[Problem description]
Locate the string "Preview" in the records below. Copy every line where it occurs.

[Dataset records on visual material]
★ ★ ★ ★ ★

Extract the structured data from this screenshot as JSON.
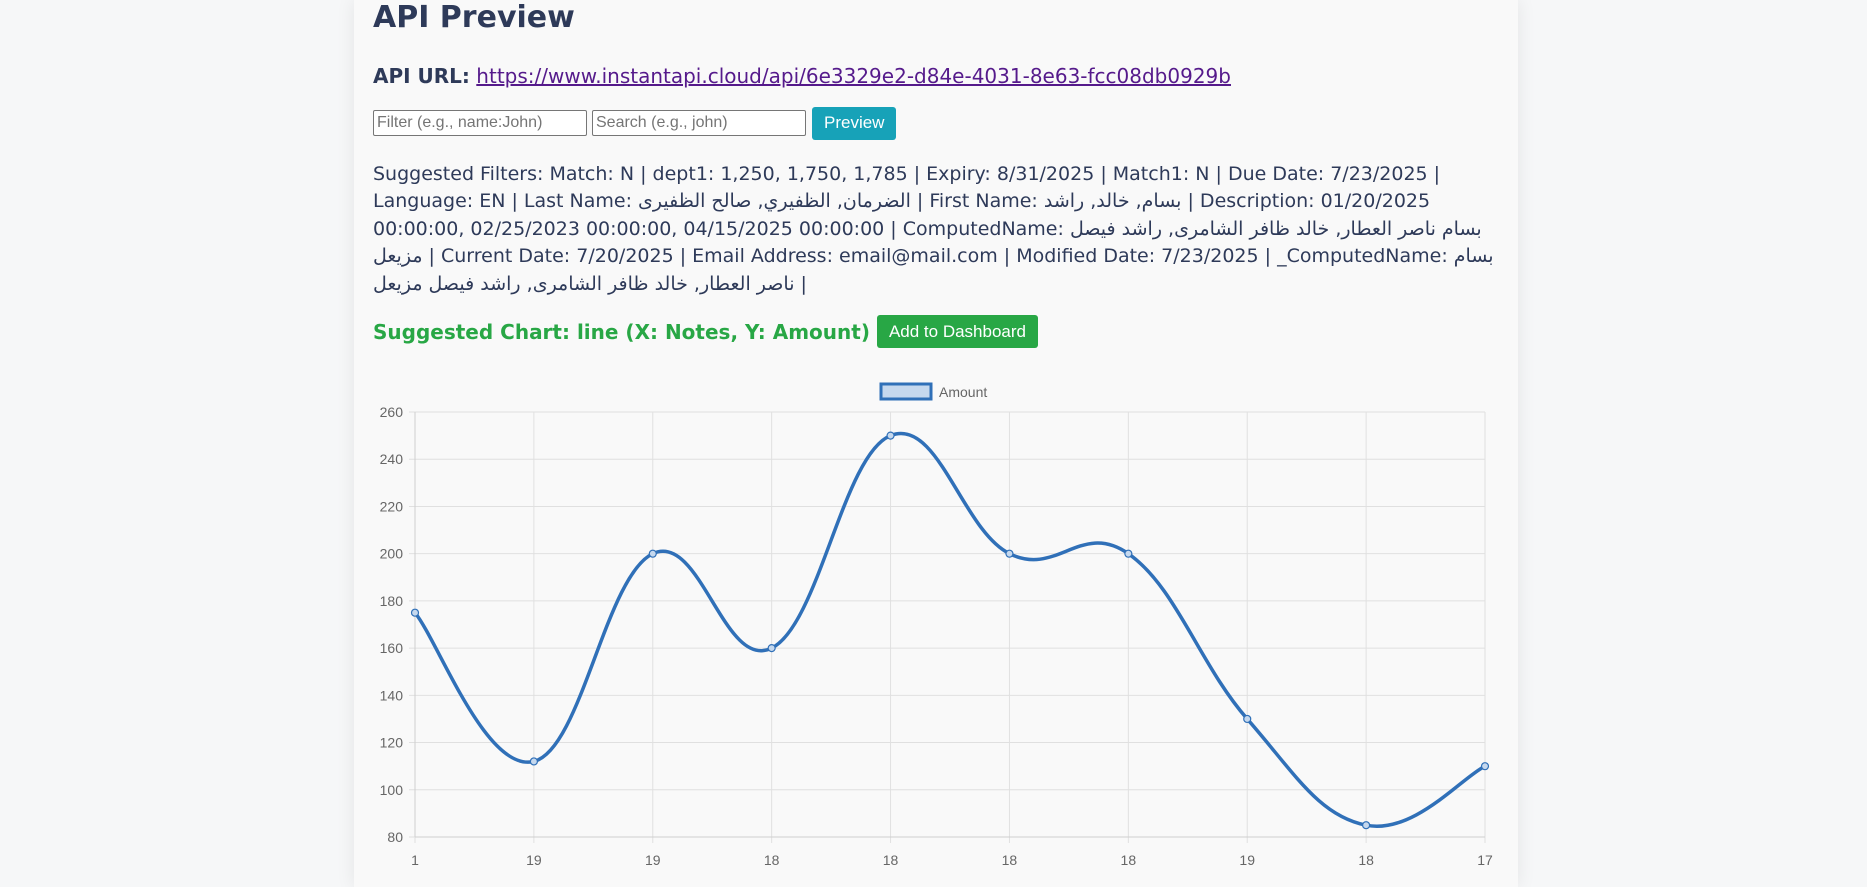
{
  "page": {
    "title": "API Preview",
    "api_url_label": "API URL:",
    "api_url": "https://www.instantapi.cloud/api/6e3329e2-d84e-4031-8e63-fcc08db0929b"
  },
  "controls": {
    "filter_placeholder": "Filter (e.g., name:John)",
    "search_placeholder": "Search (e.g., john)",
    "preview_label": "Preview"
  },
  "suggested_filters": "Suggested Filters: Match: N | dept1: 1,250, 1,750, 1,785 | Expiry: 8/31/2025 | Match1: N | Due Date: 7/23/2025 | Language: EN | Last Name: الضرمان, الظفيري, صالح الظفيرى | First Name: بسام, خالد, راشد | Description: 01/20/2025 00:00:00, 02/25/2023 00:00:00, 04/15/2025 00:00:00 | ComputedName: بسام ناصر العطار, خالد ظافر الشامرى, راشد فيصل مزيعل | Current Date: 7/20/2025 | Email Address: email@mail.com | Modified Date: 7/23/2025 | _ComputedName: بسام ناصر العطار, خالد ظافر الشامرى, راشد فيصل مزيعل |",
  "suggested_chart": {
    "text": "Suggested Chart: line (X: Notes, Y: Amount)",
    "add_button_label": "Add to Dashboard"
  },
  "chart_data": {
    "type": "line",
    "categories": [
      "1",
      "19",
      "19",
      "18",
      "18",
      "18",
      "18",
      "19",
      "18",
      "17"
    ],
    "series": [
      {
        "name": "Amount",
        "values": [
          175,
          112,
          200,
          160,
          250,
          200,
          200,
          130,
          85,
          110
        ]
      }
    ],
    "yticks": [
      "80",
      "100",
      "120",
      "140",
      "160",
      "180",
      "200",
      "220",
      "240",
      "260"
    ],
    "ylim": [
      80,
      260
    ],
    "grid": true,
    "legend_position": "top-center",
    "colors": {
      "line": "#3070b8",
      "fill": "#c5d8ee",
      "grid": "#e0e0e0"
    }
  }
}
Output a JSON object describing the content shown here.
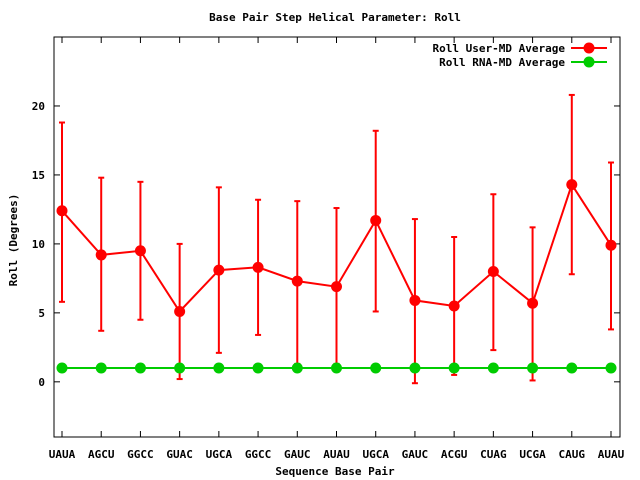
{
  "chart_data": {
    "type": "line",
    "title": "Base Pair Step Helical Parameter: Roll",
    "xlabel": "Sequence Base Pair",
    "ylabel": "Roll (Degrees)",
    "categories": [
      "UAUA",
      "AGCU",
      "GGCC",
      "GUAC",
      "UGCA",
      "GGCC",
      "GAUC",
      "AUAU",
      "UGCA",
      "GAUC",
      "ACGU",
      "CUAG",
      "UCGA",
      "CAUG",
      "AUAU"
    ],
    "ylim": [
      -4,
      25
    ],
    "yticks": [
      0,
      5,
      10,
      15,
      20
    ],
    "grid": false,
    "legend_position": "top-right",
    "series": [
      {
        "name": "Roll User-MD Average",
        "color": "#ff0000",
        "values": [
          12.4,
          9.2,
          9.5,
          5.1,
          8.1,
          8.3,
          7.3,
          6.9,
          11.7,
          5.9,
          5.5,
          8.0,
          5.7,
          14.3,
          9.9
        ],
        "error_low": [
          5.8,
          3.7,
          4.5,
          0.2,
          2.1,
          3.4,
          1.3,
          1.3,
          5.1,
          -0.1,
          0.5,
          2.3,
          0.1,
          7.8,
          3.8
        ],
        "error_high": [
          18.8,
          14.8,
          14.5,
          10.0,
          14.1,
          13.2,
          13.1,
          12.6,
          18.2,
          11.8,
          10.5,
          13.6,
          11.2,
          20.8,
          15.9
        ]
      },
      {
        "name": "Roll RNA-MD Average",
        "color": "#00cc00",
        "values": [
          1.0,
          1.0,
          1.0,
          1.0,
          1.0,
          1.0,
          1.0,
          1.0,
          1.0,
          1.0,
          1.0,
          1.0,
          1.0,
          1.0,
          1.0
        ]
      }
    ]
  }
}
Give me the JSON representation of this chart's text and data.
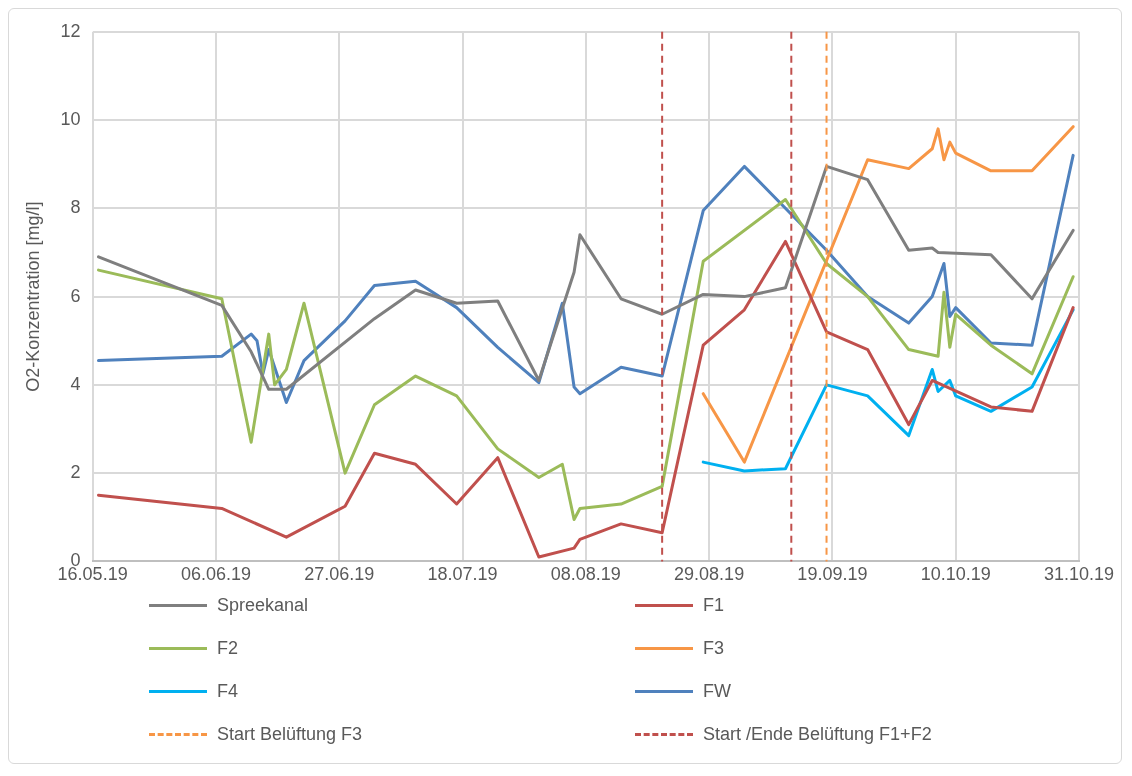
{
  "chart_data": {
    "type": "line",
    "ylabel": "O2-Konzentration [mg/l]",
    "xlim": [
      "2019-05-16",
      "2019-10-31"
    ],
    "xticks": [
      {
        "value": "2019-05-16",
        "label": "16.05.19"
      },
      {
        "value": "2019-06-06",
        "label": "06.06.19"
      },
      {
        "value": "2019-06-27",
        "label": "27.06.19"
      },
      {
        "value": "2019-07-18",
        "label": "18.07.19"
      },
      {
        "value": "2019-08-08",
        "label": "08.08.19"
      },
      {
        "value": "2019-08-29",
        "label": "29.08.19"
      },
      {
        "value": "2019-09-19",
        "label": "19.09.19"
      },
      {
        "value": "2019-10-10",
        "label": "10.10.19"
      },
      {
        "value": "2019-10-31",
        "label": "31.10.19"
      }
    ],
    "ylim": [
      0,
      12
    ],
    "yticks": [
      0,
      2,
      4,
      6,
      8,
      10,
      12
    ],
    "grid": true,
    "legend": "bottom",
    "marker": "none",
    "line_style": "solid",
    "series": [
      {
        "name": "Spreekanal",
        "color": "#7f7f7f",
        "x": [
          "2019-05-17",
          "2019-06-07",
          "2019-06-12",
          "2019-06-15",
          "2019-06-18",
          "2019-07-03",
          "2019-07-10",
          "2019-07-17",
          "2019-07-24",
          "2019-07-31",
          "2019-08-06",
          "2019-08-07",
          "2019-08-14",
          "2019-08-21",
          "2019-08-28",
          "2019-09-04",
          "2019-09-11",
          "2019-09-18",
          "2019-09-25",
          "2019-10-02",
          "2019-10-06",
          "2019-10-07",
          "2019-10-16",
          "2019-10-23",
          "2019-10-30"
        ],
        "values": [
          6.9,
          5.8,
          4.75,
          3.9,
          3.9,
          5.5,
          6.15,
          5.85,
          5.9,
          4.1,
          6.55,
          7.4,
          5.95,
          5.6,
          6.05,
          6.0,
          6.2,
          8.95,
          8.65,
          7.05,
          7.1,
          7.0,
          6.95,
          5.95,
          7.5
        ]
      },
      {
        "name": "F1",
        "color": "#c0504d",
        "x": [
          "2019-05-17",
          "2019-06-07",
          "2019-06-18",
          "2019-06-28",
          "2019-07-03",
          "2019-07-10",
          "2019-07-17",
          "2019-07-24",
          "2019-07-31",
          "2019-08-06",
          "2019-08-07",
          "2019-08-14",
          "2019-08-21",
          "2019-08-28",
          "2019-09-04",
          "2019-09-11",
          "2019-09-18",
          "2019-09-25",
          "2019-10-02",
          "2019-10-06",
          "2019-10-16",
          "2019-10-23",
          "2019-10-30"
        ],
        "values": [
          1.5,
          1.2,
          0.55,
          1.25,
          2.45,
          2.2,
          1.3,
          2.35,
          0.1,
          0.3,
          0.5,
          0.85,
          0.65,
          4.9,
          5.7,
          7.25,
          5.2,
          4.8,
          3.1,
          4.1,
          3.5,
          3.4,
          5.75
        ]
      },
      {
        "name": "F2",
        "color": "#9bbb59",
        "x": [
          "2019-05-17",
          "2019-06-07",
          "2019-06-12",
          "2019-06-15",
          "2019-06-16",
          "2019-06-18",
          "2019-06-21",
          "2019-06-28",
          "2019-07-03",
          "2019-07-10",
          "2019-07-17",
          "2019-07-24",
          "2019-07-31",
          "2019-08-04",
          "2019-08-06",
          "2019-08-07",
          "2019-08-14",
          "2019-08-21",
          "2019-08-28",
          "2019-09-11",
          "2019-09-18",
          "2019-09-25",
          "2019-10-02",
          "2019-10-07",
          "2019-10-08",
          "2019-10-09",
          "2019-10-10",
          "2019-10-16",
          "2019-10-23",
          "2019-10-30"
        ],
        "values": [
          6.6,
          5.95,
          2.7,
          5.15,
          4.0,
          4.35,
          5.85,
          2.0,
          3.55,
          4.2,
          3.75,
          2.55,
          1.9,
          2.2,
          0.95,
          1.2,
          1.3,
          1.7,
          6.8,
          8.2,
          6.75,
          6.0,
          4.8,
          4.65,
          6.1,
          4.85,
          5.6,
          4.9,
          4.25,
          6.45
        ]
      },
      {
        "name": "F3",
        "color": "#f79646",
        "x": [
          "2019-08-28",
          "2019-09-04",
          "2019-09-25",
          "2019-10-02",
          "2019-10-06",
          "2019-10-07",
          "2019-10-08",
          "2019-10-09",
          "2019-10-10",
          "2019-10-16",
          "2019-10-23",
          "2019-10-30"
        ],
        "values": [
          3.8,
          2.25,
          9.1,
          8.9,
          9.35,
          9.8,
          9.1,
          9.5,
          9.25,
          8.85,
          8.85,
          9.85
        ]
      },
      {
        "name": "F4",
        "color": "#00b0f0",
        "x": [
          "2019-08-28",
          "2019-09-04",
          "2019-09-11",
          "2019-09-18",
          "2019-09-25",
          "2019-10-02",
          "2019-10-06",
          "2019-10-07",
          "2019-10-09",
          "2019-10-10",
          "2019-10-16",
          "2019-10-23",
          "2019-10-30"
        ],
        "values": [
          2.25,
          2.05,
          2.1,
          4.0,
          3.75,
          2.85,
          4.35,
          3.85,
          4.1,
          3.75,
          3.4,
          3.95,
          5.7
        ]
      },
      {
        "name": "FW",
        "color": "#4f81bd",
        "x": [
          "2019-05-17",
          "2019-06-07",
          "2019-06-12",
          "2019-06-13",
          "2019-06-14",
          "2019-06-15",
          "2019-06-18",
          "2019-06-21",
          "2019-06-28",
          "2019-07-03",
          "2019-07-10",
          "2019-07-17",
          "2019-07-24",
          "2019-07-31",
          "2019-08-04",
          "2019-08-06",
          "2019-08-07",
          "2019-08-14",
          "2019-08-21",
          "2019-08-28",
          "2019-09-04",
          "2019-09-18",
          "2019-09-25",
          "2019-10-02",
          "2019-10-06",
          "2019-10-08",
          "2019-10-09",
          "2019-10-10",
          "2019-10-16",
          "2019-10-23",
          "2019-10-30"
        ],
        "values": [
          4.55,
          4.65,
          5.15,
          5.0,
          4.25,
          4.8,
          3.6,
          4.55,
          5.45,
          6.25,
          6.35,
          5.75,
          4.85,
          4.05,
          5.85,
          3.95,
          3.8,
          4.4,
          4.2,
          7.95,
          8.95,
          7.05,
          6.0,
          5.4,
          6.0,
          6.75,
          5.55,
          5.75,
          4.95,
          4.9,
          9.2
        ]
      }
    ],
    "ref_lines": [
      {
        "axis": "x",
        "value": "2019-09-18",
        "label": "Start Belüftung F3",
        "color": "#f79646",
        "line_style": "dashed"
      },
      {
        "axis": "x",
        "value": "2019-08-21",
        "label": "Start /Ende Belüftung F1+F2",
        "color": "#c0504d",
        "line_style": "dashed"
      },
      {
        "axis": "x",
        "value": "2019-09-12",
        "color": "#c0504d",
        "line_style": "dashed"
      }
    ]
  }
}
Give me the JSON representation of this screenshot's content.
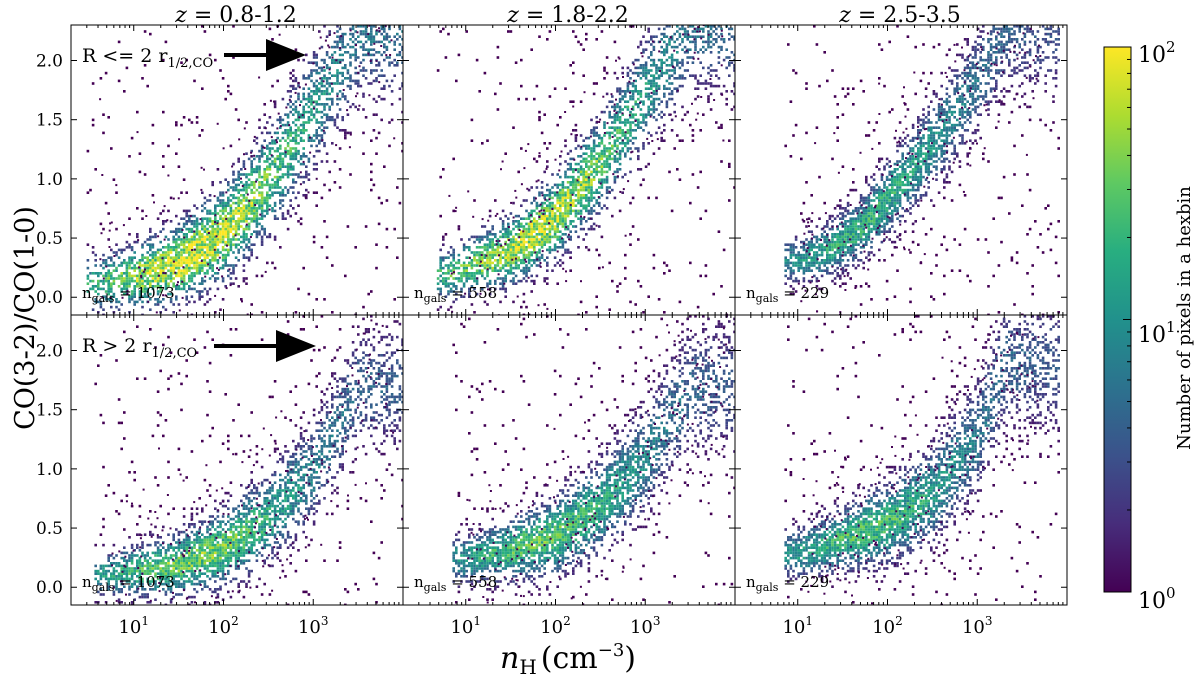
{
  "figure": {
    "ylabel": "CO(3-2)/CO(1-0)",
    "xlabel_main": "n",
    "xlabel_sub": "H",
    "xlabel_unit_open": "(cm",
    "xlabel_unit_exp": "−3",
    "xlabel_unit_close": ")",
    "colorbar": {
      "label": "Number of pixels in a hexbin",
      "scale": "log",
      "range": [
        1,
        100
      ],
      "colormap": "viridis",
      "ticks": [
        {
          "base": "10",
          "exp": "0",
          "value": 1
        },
        {
          "base": "10",
          "exp": "1",
          "value": 10
        },
        {
          "base": "10",
          "exp": "2",
          "value": 100
        }
      ]
    },
    "row_labels": [
      {
        "text": "R <= 2 r",
        "sub": "1/2,CO"
      },
      {
        "text": "R > 2 r",
        "sub": "1/2,CO"
      }
    ],
    "column_titles": [
      {
        "z": "z",
        "rest": " = 0.8-1.2"
      },
      {
        "z": "z",
        "rest": " = 1.8-2.2"
      },
      {
        "z": "z",
        "rest": " = 2.5-3.5"
      }
    ],
    "ngal_labels": [
      {
        "n": "n",
        "sub": "gals",
        "rest": " = 1073"
      },
      {
        "n": "n",
        "sub": "gals",
        "rest": " = 558"
      },
      {
        "n": "n",
        "sub": "gals",
        "rest": " = 229"
      }
    ],
    "y_tick_labels": [
      "0.0",
      "0.5",
      "1.0",
      "1.5",
      "2.0"
    ],
    "x_tick_labels": [
      {
        "base": "10",
        "exp": "1"
      },
      {
        "base": "10",
        "exp": "2"
      },
      {
        "base": "10",
        "exp": "3"
      }
    ]
  },
  "chart_data": {
    "type": "heatmap",
    "subtype": "hexbin-grid",
    "x_scale": "log",
    "xlim": [
      2,
      10000
    ],
    "ylim": [
      -0.15,
      2.3
    ],
    "y_ticks": [
      0.0,
      0.5,
      1.0,
      1.5,
      2.0
    ],
    "x_ticks": [
      10,
      100,
      1000
    ],
    "panels": [
      {
        "row": 0,
        "col": 0,
        "density_ridge": {
          "log_x": [
            0.6,
            1.0,
            1.5,
            2.0,
            2.5,
            3.0,
            3.5
          ],
          "y": [
            0.13,
            0.18,
            0.3,
            0.55,
            1.0,
            1.6,
            2.25
          ]
        },
        "spread": 0.14,
        "peak_count": 100,
        "n_gals": 1073
      },
      {
        "row": 0,
        "col": 1,
        "density_ridge": {
          "log_x": [
            0.8,
            1.0,
            1.5,
            2.0,
            2.5,
            3.0,
            3.5
          ],
          "y": [
            0.2,
            0.27,
            0.4,
            0.7,
            1.15,
            1.75,
            2.3
          ]
        },
        "spread": 0.13,
        "peak_count": 80,
        "n_gals": 558
      },
      {
        "row": 0,
        "col": 2,
        "density_ridge": {
          "log_x": [
            1.0,
            1.3,
            1.7,
            2.0,
            2.5,
            3.0,
            3.3
          ],
          "y": [
            0.32,
            0.4,
            0.6,
            0.85,
            1.3,
            1.85,
            2.25
          ]
        },
        "spread": 0.12,
        "peak_count": 20,
        "n_gals": 229
      },
      {
        "row": 1,
        "col": 0,
        "density_ridge": {
          "log_x": [
            0.7,
            1.0,
            1.5,
            2.0,
            2.5,
            3.0,
            3.5
          ],
          "y": [
            0.12,
            0.15,
            0.2,
            0.35,
            0.6,
            1.0,
            1.7
          ]
        },
        "spread": 0.12,
        "peak_count": 40,
        "n_gals": 1073
      },
      {
        "row": 1,
        "col": 1,
        "density_ridge": {
          "log_x": [
            1.0,
            1.5,
            2.0,
            2.5,
            3.0,
            3.5
          ],
          "y": [
            0.25,
            0.33,
            0.45,
            0.7,
            1.1,
            1.7
          ]
        },
        "spread": 0.13,
        "peak_count": 30,
        "n_gals": 558
      },
      {
        "row": 1,
        "col": 2,
        "density_ridge": {
          "log_x": [
            1.0,
            1.5,
            2.0,
            2.5,
            3.0,
            3.3
          ],
          "y": [
            0.3,
            0.42,
            0.55,
            0.8,
            1.3,
            1.9
          ]
        },
        "spread": 0.13,
        "peak_count": 25,
        "n_gals": 229
      }
    ]
  }
}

★ ★ ★ ★ ★

[Result]
    "title": "API Preview",
    "preview_label": "Preview"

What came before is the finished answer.